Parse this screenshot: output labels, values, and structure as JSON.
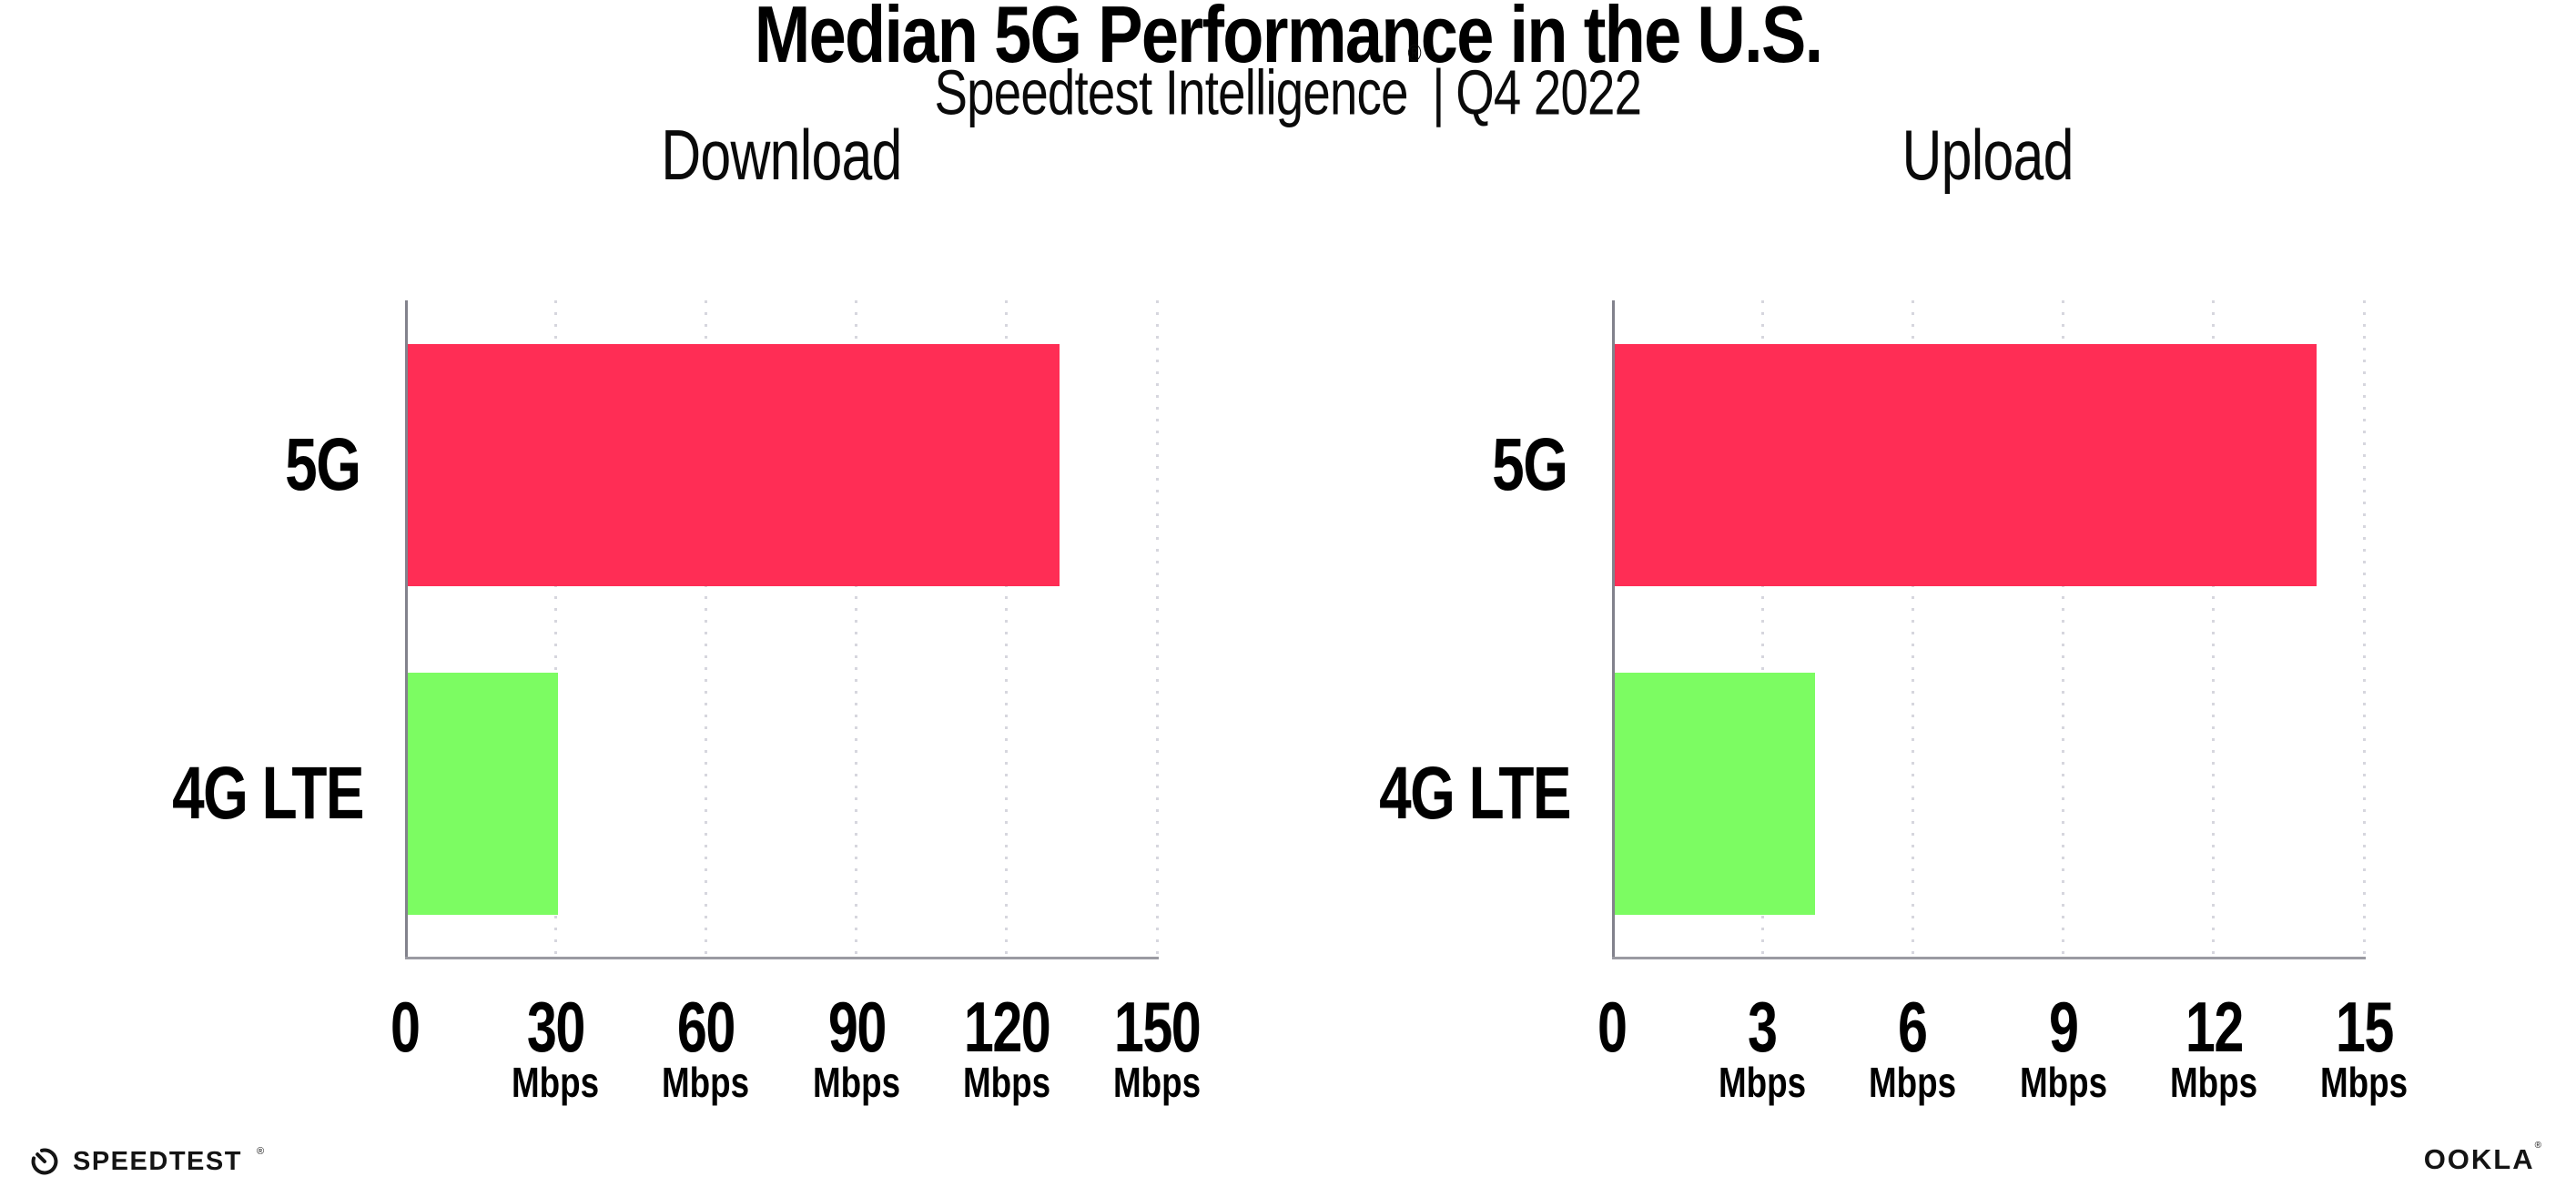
{
  "header": {
    "title": "Median 5G Performance in the U.S.",
    "subtitle_brand": "Speedtest Intelligence",
    "subtitle_reg": "®",
    "subtitle_sep": "|",
    "subtitle_period": "Q4 2022"
  },
  "chart_data": [
    {
      "type": "bar",
      "orientation": "horizontal",
      "title": "Download",
      "categories": [
        "5G",
        "4G LTE"
      ],
      "values": [
        130,
        30
      ],
      "unit": "Mbps",
      "xlim": [
        0,
        150
      ],
      "ticks": [
        0,
        30,
        60,
        90,
        120,
        150
      ],
      "colors": [
        "#FF2D55",
        "#7CFC62"
      ],
      "grid": "dotted-vertical-gridlines",
      "legend": "none"
    },
    {
      "type": "bar",
      "orientation": "horizontal",
      "title": "Upload",
      "categories": [
        "5G",
        "4G LTE"
      ],
      "values": [
        14,
        4
      ],
      "unit": "Mbps",
      "xlim": [
        0,
        15
      ],
      "ticks": [
        0,
        3,
        6,
        9,
        12,
        15
      ],
      "colors": [
        "#FF2D55",
        "#7CFC62"
      ],
      "grid": "dotted-vertical-gridlines",
      "legend": "none"
    }
  ],
  "footer": {
    "speedtest_text": "SPEEDTEST",
    "speedtest_reg": "®",
    "ookla_text": "OOKLA",
    "ookla_reg": "®"
  },
  "colors": {
    "bar_5g": "#FF2D55",
    "bar_4g_lte": "#7CFC62",
    "y_axis": "#82828c",
    "x_axis": "#9a9aa2",
    "gridline": "#d6d6de",
    "text": "#000000"
  }
}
+ + +
• TASK STATEMENT
All of the data above should be transcribed verbatim, with pictures omitted.

• WORKED ANSWER
Parse this screenshot: output labels, values, and structure as JSON.
{
  "header": {
    "title": "Median 5G Performance in the U.S.",
    "subtitle_brand": "Speedtest Intelligence",
    "subtitle_reg": "®",
    "subtitle_sep": "|",
    "subtitle_period": "Q4 2022"
  },
  "chart_data": [
    {
      "type": "bar",
      "orientation": "horizontal",
      "title": "Download",
      "categories": [
        "5G",
        "4G LTE"
      ],
      "values": [
        130,
        30
      ],
      "unit": "Mbps",
      "xlim": [
        0,
        150
      ],
      "ticks": [
        0,
        30,
        60,
        90,
        120,
        150
      ],
      "colors": [
        "#FF2D55",
        "#7CFC62"
      ],
      "grid": "dotted-vertical-gridlines",
      "legend": "none"
    },
    {
      "type": "bar",
      "orientation": "horizontal",
      "title": "Upload",
      "categories": [
        "5G",
        "4G LTE"
      ],
      "values": [
        14,
        4
      ],
      "unit": "Mbps",
      "xlim": [
        0,
        15
      ],
      "ticks": [
        0,
        3,
        6,
        9,
        12,
        15
      ],
      "colors": [
        "#FF2D55",
        "#7CFC62"
      ],
      "grid": "dotted-vertical-gridlines",
      "legend": "none"
    }
  ],
  "footer": {
    "speedtest_text": "SPEEDTEST",
    "speedtest_reg": "®",
    "ookla_text": "OOKLA",
    "ookla_reg": "®"
  },
  "colors": {
    "bar_5g": "#FF2D55",
    "bar_4g_lte": "#7CFC62",
    "y_axis": "#82828c",
    "x_axis": "#9a9aa2",
    "gridline": "#d6d6de",
    "text": "#000000"
  }
}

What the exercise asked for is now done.